* begin Extracted material *

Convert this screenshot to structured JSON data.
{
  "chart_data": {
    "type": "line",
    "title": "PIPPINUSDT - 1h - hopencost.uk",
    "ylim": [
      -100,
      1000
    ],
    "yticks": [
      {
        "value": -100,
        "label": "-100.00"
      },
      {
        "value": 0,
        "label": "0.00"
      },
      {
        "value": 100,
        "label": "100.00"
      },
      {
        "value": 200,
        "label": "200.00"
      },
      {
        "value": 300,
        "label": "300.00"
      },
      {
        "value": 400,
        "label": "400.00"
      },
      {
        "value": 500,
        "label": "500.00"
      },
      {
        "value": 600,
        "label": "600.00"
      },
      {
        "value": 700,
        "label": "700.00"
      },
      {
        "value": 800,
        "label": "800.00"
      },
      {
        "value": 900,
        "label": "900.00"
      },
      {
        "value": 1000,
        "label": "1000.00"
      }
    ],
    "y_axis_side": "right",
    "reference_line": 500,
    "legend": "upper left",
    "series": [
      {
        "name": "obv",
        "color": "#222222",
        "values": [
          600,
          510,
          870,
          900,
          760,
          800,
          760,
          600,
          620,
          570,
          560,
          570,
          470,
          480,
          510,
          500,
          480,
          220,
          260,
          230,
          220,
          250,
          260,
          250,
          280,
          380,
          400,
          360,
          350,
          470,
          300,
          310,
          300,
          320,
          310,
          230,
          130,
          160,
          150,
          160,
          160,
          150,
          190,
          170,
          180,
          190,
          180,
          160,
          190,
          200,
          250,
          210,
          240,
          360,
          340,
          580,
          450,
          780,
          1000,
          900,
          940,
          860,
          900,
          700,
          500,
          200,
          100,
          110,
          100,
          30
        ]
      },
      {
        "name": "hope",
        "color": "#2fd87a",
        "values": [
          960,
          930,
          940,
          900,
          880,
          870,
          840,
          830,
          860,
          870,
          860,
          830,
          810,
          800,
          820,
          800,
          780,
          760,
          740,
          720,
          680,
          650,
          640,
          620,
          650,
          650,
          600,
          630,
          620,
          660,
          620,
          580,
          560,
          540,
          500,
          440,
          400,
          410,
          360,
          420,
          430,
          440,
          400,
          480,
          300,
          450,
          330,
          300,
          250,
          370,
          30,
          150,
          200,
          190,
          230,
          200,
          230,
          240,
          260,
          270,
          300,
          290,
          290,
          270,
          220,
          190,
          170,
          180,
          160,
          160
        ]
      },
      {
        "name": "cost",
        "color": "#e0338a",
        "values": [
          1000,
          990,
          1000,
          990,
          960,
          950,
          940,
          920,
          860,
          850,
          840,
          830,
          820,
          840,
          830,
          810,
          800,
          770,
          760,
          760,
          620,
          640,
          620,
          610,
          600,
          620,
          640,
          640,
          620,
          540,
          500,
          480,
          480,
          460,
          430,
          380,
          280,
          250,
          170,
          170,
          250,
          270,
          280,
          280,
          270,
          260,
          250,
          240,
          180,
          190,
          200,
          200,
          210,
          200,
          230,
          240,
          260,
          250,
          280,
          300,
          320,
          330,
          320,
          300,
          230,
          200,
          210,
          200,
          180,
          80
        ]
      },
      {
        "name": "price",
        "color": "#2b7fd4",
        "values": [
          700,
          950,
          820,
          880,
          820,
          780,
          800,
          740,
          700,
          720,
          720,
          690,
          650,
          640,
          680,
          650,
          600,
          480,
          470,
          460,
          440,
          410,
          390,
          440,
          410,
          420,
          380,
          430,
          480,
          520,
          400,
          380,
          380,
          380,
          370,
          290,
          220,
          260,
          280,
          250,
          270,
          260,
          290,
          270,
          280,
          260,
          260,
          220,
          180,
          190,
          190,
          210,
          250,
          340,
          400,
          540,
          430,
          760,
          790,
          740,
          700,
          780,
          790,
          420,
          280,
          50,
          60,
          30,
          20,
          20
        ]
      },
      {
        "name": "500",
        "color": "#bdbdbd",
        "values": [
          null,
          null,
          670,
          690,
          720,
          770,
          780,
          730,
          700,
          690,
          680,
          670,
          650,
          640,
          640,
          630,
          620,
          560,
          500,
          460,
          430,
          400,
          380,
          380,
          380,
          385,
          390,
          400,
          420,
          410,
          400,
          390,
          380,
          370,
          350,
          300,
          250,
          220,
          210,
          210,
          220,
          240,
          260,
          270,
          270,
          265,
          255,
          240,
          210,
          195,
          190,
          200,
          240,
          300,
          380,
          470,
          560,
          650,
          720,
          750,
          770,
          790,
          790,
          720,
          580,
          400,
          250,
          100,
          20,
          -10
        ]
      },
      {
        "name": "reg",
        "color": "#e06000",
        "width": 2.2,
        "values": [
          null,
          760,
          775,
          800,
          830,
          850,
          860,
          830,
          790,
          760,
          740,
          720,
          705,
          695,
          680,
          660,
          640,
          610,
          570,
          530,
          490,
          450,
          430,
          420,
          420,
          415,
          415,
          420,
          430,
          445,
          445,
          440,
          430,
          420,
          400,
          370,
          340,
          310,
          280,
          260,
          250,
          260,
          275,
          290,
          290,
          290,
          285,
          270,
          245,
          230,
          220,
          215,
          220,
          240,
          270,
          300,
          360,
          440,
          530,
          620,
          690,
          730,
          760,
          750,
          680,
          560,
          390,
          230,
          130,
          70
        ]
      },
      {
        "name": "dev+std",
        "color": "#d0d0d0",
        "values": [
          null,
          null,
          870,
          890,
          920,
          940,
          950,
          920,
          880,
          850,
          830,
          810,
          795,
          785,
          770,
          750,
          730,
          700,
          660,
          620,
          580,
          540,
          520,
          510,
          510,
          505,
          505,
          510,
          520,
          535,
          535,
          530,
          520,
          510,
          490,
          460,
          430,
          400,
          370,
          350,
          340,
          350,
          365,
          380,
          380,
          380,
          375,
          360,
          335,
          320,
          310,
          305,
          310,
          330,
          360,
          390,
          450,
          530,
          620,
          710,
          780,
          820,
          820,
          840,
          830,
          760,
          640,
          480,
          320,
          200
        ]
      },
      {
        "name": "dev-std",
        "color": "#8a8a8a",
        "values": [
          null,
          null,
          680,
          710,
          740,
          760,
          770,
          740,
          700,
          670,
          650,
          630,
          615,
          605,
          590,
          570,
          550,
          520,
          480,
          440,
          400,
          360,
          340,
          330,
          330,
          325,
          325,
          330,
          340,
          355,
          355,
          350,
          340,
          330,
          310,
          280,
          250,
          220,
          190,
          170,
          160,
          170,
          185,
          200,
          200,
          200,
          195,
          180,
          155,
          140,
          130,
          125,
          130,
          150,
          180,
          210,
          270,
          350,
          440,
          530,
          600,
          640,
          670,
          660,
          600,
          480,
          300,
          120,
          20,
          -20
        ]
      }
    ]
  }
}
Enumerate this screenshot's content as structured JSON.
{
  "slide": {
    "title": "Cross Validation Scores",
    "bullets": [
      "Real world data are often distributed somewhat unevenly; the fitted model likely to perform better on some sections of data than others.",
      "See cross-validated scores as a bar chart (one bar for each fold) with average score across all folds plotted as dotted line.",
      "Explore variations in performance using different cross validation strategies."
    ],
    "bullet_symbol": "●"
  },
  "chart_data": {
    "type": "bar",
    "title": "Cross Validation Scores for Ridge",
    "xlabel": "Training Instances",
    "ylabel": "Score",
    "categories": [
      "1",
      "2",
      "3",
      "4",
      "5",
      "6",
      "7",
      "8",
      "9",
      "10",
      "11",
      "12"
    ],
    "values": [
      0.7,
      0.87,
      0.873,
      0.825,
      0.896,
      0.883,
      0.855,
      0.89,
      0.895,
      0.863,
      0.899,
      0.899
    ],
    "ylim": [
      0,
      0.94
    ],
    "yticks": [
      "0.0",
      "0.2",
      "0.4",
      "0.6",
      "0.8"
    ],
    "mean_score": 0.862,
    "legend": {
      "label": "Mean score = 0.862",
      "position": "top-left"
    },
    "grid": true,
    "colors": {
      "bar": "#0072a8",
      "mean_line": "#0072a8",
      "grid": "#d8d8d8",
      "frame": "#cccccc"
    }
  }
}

* end Extracted material *

Goal of the exercise: Track down every line with the word "JSON" and copy it.

Answer to this task:
Convert this screenshot to structured JSON data.
Enumerate this screenshot's content as structured JSON.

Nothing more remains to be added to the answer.